:: STATED TASK ::
Give the listing again in full, exactly as written.

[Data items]
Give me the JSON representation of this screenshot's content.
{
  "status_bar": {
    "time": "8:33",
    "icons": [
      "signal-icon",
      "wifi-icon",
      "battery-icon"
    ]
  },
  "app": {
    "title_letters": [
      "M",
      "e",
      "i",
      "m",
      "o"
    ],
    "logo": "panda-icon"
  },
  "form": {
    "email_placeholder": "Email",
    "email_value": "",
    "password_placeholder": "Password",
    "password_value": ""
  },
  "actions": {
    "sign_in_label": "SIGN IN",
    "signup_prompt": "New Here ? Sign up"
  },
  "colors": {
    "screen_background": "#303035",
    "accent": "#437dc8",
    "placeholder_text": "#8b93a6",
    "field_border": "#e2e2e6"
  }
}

:: EXERCISE SOLUTION ::
Give me the JSON representation of this screenshot's content.
{
  "status_bar": {
    "time": "8:33",
    "icons": [
      "signal-icon",
      "wifi-icon",
      "battery-icon"
    ]
  },
  "app": {
    "title_letters": [
      "M",
      "e",
      "i",
      "m",
      "o"
    ],
    "logo": "panda-icon"
  },
  "form": {
    "email_placeholder": "Email",
    "email_value": "",
    "password_placeholder": "Password",
    "password_value": ""
  },
  "actions": {
    "sign_in_label": "SIGN IN",
    "signup_prompt": "New Here ? Sign up"
  },
  "colors": {
    "screen_background": "#303035",
    "accent": "#437dc8",
    "placeholder_text": "#8b93a6",
    "field_border": "#e2e2e6"
  }
}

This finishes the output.